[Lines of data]
============

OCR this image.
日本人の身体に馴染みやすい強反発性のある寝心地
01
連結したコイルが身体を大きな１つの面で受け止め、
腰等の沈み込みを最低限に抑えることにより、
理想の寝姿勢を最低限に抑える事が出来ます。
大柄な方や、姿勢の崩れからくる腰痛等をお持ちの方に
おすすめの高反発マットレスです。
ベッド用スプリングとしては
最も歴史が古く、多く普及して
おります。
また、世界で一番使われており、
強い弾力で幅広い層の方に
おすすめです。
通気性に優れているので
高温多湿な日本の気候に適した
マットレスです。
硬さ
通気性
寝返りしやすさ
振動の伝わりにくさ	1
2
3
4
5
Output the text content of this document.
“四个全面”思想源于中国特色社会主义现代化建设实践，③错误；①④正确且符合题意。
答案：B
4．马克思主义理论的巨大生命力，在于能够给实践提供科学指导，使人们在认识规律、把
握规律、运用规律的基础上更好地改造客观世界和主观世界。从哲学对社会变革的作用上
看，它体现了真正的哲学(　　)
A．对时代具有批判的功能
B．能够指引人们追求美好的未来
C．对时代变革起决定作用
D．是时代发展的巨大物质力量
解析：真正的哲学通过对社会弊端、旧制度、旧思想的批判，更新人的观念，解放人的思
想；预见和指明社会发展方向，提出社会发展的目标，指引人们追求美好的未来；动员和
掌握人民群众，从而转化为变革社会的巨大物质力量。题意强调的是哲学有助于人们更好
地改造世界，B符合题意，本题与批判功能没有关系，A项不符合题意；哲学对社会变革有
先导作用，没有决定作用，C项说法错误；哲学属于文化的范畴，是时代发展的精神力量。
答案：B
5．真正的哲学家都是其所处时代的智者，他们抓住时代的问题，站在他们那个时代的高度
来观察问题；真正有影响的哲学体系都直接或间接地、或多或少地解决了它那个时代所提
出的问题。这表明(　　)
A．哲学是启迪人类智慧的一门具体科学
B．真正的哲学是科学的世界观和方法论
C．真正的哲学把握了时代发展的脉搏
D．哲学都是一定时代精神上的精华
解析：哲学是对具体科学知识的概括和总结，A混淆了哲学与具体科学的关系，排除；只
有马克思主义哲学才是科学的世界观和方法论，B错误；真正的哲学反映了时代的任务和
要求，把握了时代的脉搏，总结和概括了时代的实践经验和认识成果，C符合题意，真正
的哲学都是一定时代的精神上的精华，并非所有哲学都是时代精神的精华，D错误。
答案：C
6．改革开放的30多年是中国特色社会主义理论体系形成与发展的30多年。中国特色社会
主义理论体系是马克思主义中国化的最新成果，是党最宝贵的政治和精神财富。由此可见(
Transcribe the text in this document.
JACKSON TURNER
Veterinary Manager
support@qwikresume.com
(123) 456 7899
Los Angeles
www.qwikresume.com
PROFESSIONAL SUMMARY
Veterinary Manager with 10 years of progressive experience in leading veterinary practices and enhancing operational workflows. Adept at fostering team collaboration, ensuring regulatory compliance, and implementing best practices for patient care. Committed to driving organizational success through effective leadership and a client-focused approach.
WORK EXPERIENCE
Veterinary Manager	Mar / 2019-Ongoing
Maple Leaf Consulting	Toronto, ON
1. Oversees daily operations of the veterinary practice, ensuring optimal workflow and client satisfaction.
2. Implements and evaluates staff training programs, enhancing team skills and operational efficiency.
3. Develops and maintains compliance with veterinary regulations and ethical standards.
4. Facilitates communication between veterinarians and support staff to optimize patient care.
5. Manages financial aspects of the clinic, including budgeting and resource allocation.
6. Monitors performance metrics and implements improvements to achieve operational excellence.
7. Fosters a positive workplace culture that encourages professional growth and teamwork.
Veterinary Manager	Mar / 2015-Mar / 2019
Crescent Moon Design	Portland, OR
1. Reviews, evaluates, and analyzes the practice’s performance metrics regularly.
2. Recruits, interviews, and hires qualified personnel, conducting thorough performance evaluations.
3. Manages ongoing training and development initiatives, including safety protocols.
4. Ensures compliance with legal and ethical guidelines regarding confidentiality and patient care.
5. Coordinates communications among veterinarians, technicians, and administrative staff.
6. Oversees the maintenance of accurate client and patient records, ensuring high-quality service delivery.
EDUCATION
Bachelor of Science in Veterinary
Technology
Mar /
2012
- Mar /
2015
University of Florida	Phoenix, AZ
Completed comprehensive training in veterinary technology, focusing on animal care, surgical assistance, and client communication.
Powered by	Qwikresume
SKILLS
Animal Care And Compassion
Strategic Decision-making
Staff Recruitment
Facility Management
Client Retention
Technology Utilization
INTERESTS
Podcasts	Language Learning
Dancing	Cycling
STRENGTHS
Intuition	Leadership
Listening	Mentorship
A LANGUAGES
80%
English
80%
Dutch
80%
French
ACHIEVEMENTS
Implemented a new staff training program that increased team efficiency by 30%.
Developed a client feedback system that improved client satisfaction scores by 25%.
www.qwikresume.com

============

▸ **Problem to work on**:
Tally every line of the data that holds the word "Oversees" and write the count alone.

▸ **Finished exercise**:
2